━━ Supplied entries
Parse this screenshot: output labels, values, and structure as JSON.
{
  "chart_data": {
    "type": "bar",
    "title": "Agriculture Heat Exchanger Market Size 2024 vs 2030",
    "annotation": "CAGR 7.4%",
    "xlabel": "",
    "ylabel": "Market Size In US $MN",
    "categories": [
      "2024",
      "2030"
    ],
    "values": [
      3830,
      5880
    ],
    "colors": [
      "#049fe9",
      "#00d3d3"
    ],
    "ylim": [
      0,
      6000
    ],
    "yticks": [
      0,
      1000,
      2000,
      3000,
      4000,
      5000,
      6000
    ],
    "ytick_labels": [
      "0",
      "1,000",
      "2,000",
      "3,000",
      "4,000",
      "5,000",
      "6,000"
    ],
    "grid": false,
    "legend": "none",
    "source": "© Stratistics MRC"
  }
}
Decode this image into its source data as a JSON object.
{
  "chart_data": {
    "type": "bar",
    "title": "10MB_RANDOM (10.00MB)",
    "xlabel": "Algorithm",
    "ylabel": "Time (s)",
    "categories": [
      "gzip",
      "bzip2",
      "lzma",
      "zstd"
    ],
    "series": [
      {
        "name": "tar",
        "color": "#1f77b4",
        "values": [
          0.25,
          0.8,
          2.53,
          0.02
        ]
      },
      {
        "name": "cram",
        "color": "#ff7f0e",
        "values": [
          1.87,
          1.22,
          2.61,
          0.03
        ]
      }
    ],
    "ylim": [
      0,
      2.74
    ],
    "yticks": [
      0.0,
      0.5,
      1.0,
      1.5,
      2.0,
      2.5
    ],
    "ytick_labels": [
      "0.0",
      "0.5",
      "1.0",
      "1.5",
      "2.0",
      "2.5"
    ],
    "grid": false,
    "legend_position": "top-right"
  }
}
━━━━
◆ What to work on ◆
Restate the data above word for word, please.

◆ Exercise response ◆
Parse this screenshot: output labels, values, and structure as JSON.
{
  "chart_data": {
    "type": "bar",
    "title": "Agriculture Heat Exchanger Market Size 2024 vs 2030",
    "annotation": "CAGR 7.4%",
    "xlabel": "",
    "ylabel": "Market Size In US $MN",
    "categories": [
      "2024",
      "2030"
    ],
    "values": [
      3830,
      5880
    ],
    "colors": [
      "#049fe9",
      "#00d3d3"
    ],
    "ylim": [
      0,
      6000
    ],
    "yticks": [
      0,
      1000,
      2000,
      3000,
      4000,
      5000,
      6000
    ],
    "ytick_labels": [
      "0",
      "1,000",
      "2,000",
      "3,000",
      "4,000",
      "5,000",
      "6,000"
    ],
    "grid": false,
    "legend": "none",
    "source": "© Stratistics MRC"
  }
}
Decode this image into its source data as a JSON object.
{
  "chart_data": {
    "type": "bar",
    "title": "10MB_RANDOM (10.00MB)",
    "xlabel": "Algorithm",
    "ylabel": "Time (s)",
    "categories": [
      "gzip",
      "bzip2",
      "lzma",
      "zstd"
    ],
    "series": [
      {
        "name": "tar",
        "color": "#1f77b4",
        "values": [
          0.25,
          0.8,
          2.53,
          0.02
        ]
      },
      {
        "name": "cram",
        "color": "#ff7f0e",
        "values": [
          1.87,
          1.22,
          2.61,
          0.03
        ]
      }
    ],
    "ylim": [
      0,
      2.74
    ],
    "yticks": [
      0.0,
      0.5,
      1.0,
      1.5,
      2.0,
      2.5
    ],
    "ytick_labels": [
      "0.0",
      "0.5",
      "1.0",
      "1.5",
      "2.0",
      "2.5"
    ],
    "grid": false,
    "legend_position": "top-right"
  }
}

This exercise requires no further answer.